Your instructions:
Report how many lines hold the word "夸张手法"; answer with the number alone.

╔══

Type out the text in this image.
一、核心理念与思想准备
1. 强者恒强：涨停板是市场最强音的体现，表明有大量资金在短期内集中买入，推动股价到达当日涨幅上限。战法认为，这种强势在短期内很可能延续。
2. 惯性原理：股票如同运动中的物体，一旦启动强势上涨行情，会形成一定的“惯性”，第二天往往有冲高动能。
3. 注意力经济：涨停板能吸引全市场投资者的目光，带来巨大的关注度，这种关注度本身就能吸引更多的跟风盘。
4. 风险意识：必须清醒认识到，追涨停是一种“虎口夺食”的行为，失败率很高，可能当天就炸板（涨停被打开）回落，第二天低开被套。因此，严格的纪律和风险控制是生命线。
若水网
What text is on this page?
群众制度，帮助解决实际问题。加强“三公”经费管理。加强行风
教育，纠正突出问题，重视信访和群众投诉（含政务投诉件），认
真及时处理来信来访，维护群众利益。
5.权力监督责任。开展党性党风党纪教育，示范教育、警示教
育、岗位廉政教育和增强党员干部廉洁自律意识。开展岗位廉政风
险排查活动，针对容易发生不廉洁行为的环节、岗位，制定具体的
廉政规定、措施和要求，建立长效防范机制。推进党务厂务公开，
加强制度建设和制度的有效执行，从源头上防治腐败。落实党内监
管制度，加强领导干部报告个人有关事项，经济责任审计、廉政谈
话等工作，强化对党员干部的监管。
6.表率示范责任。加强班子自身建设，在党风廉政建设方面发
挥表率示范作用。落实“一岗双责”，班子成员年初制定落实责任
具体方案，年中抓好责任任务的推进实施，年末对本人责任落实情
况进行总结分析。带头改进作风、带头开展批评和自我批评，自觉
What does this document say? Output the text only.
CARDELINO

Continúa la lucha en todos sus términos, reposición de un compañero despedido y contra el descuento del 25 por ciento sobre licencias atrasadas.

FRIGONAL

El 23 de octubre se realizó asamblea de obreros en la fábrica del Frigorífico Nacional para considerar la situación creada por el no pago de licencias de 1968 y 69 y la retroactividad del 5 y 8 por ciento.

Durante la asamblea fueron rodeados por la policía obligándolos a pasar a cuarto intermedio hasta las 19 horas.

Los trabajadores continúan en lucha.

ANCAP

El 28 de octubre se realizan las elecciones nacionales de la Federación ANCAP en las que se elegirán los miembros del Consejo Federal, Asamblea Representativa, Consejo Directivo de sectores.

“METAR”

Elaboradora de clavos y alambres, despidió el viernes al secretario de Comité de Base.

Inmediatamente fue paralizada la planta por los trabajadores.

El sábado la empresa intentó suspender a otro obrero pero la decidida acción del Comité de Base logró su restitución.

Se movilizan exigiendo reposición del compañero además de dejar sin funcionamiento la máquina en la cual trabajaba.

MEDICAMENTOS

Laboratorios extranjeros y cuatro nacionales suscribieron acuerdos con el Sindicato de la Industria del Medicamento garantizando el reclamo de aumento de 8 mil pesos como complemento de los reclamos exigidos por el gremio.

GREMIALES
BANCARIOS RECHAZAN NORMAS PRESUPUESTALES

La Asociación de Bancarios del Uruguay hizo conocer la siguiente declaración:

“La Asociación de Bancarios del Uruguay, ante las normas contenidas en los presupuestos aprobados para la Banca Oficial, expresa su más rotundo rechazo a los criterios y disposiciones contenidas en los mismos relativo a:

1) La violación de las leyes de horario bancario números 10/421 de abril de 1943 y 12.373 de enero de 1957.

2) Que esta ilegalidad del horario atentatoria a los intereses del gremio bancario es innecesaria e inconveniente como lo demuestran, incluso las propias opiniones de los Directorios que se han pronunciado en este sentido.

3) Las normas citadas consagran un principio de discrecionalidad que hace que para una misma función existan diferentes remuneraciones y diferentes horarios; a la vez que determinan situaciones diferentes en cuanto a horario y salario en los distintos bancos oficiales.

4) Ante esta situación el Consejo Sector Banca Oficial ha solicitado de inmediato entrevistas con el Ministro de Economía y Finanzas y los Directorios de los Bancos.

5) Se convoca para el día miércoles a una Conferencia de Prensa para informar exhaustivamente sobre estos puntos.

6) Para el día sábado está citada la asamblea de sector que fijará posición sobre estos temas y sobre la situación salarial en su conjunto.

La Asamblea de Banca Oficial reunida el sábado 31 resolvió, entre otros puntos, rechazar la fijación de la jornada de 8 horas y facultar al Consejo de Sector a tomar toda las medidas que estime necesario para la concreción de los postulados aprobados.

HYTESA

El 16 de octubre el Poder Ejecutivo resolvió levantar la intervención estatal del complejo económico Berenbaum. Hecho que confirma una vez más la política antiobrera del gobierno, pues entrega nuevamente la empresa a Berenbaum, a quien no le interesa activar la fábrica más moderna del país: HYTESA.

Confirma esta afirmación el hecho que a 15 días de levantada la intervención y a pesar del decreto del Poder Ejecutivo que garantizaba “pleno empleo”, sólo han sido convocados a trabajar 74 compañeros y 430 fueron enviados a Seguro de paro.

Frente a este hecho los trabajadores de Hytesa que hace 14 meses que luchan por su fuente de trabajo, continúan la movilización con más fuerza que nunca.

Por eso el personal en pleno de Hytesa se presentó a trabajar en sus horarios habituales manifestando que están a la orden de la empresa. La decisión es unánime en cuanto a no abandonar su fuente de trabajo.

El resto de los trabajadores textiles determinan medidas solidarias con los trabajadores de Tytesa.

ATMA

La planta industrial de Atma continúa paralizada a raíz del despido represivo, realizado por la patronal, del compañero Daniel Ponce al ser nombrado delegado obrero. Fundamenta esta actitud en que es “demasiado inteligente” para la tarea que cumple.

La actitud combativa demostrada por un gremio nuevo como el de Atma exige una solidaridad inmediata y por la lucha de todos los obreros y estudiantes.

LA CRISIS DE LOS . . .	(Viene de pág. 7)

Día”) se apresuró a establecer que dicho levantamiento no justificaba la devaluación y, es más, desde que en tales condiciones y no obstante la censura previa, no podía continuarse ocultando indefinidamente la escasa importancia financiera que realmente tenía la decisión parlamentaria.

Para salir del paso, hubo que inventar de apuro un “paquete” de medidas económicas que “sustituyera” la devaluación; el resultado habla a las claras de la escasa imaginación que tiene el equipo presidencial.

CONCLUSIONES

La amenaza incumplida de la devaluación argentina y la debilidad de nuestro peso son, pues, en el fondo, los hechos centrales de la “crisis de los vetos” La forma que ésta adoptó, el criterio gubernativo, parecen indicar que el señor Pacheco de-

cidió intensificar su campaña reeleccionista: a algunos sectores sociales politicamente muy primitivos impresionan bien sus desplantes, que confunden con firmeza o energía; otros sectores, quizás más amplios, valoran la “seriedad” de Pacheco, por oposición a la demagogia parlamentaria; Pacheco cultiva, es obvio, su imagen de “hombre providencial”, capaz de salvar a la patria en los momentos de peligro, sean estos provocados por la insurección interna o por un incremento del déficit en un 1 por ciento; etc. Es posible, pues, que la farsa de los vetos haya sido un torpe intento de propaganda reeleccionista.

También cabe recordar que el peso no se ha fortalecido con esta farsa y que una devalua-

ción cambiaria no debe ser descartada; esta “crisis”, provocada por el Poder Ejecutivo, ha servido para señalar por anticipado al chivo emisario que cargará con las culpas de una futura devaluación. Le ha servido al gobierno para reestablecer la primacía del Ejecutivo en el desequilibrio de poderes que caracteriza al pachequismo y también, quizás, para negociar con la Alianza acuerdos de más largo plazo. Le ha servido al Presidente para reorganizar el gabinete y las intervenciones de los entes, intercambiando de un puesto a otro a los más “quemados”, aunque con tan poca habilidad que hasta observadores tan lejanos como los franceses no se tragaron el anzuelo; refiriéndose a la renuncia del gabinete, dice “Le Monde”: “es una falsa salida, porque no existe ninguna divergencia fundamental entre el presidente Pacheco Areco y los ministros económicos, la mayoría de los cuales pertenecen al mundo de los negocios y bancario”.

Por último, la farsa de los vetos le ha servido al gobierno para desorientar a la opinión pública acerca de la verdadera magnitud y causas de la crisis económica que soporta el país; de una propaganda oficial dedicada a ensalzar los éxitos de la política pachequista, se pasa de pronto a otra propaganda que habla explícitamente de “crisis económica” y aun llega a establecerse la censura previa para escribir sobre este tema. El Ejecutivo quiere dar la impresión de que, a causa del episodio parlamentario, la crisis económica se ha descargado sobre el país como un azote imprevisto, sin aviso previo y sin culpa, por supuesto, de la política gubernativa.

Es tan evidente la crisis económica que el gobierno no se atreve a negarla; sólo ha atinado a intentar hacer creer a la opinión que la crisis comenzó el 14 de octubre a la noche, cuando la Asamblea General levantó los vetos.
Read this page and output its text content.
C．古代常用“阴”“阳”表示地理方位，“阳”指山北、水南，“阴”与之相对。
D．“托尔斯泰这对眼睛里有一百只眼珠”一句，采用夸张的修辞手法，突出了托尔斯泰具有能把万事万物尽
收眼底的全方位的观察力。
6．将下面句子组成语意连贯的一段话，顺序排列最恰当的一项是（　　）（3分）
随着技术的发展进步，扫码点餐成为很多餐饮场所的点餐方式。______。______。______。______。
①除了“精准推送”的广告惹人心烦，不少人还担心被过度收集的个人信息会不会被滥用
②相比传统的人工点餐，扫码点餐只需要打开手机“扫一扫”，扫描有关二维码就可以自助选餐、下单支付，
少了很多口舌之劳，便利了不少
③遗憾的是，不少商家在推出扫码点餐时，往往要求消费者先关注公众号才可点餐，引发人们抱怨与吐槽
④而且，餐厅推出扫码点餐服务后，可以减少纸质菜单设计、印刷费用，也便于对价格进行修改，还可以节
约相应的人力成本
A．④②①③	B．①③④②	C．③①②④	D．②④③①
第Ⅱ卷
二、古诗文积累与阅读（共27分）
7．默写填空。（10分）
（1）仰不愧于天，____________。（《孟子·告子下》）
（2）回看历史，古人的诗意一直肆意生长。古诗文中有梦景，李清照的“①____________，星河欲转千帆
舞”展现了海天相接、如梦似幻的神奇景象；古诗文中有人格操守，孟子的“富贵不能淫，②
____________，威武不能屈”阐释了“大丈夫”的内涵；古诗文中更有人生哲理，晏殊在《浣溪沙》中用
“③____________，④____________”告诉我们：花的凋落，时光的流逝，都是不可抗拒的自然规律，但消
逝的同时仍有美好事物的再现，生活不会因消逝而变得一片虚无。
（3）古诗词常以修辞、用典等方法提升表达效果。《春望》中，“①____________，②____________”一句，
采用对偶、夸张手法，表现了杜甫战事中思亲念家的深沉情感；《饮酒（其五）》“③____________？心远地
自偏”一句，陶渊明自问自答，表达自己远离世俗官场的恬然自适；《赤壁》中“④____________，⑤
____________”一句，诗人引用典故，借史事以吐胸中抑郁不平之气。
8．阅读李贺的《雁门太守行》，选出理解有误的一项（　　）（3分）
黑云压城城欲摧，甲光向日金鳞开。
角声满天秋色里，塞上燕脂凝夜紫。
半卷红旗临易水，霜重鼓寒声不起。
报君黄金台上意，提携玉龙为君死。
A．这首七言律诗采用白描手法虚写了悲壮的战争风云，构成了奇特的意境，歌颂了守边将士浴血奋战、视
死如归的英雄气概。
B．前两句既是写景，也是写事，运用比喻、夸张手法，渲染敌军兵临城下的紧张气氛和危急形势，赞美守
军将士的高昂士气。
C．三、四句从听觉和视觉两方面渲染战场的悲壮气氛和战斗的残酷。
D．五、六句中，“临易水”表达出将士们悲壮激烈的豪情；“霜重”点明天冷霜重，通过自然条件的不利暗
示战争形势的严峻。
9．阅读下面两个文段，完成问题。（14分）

╚══

Task response:
2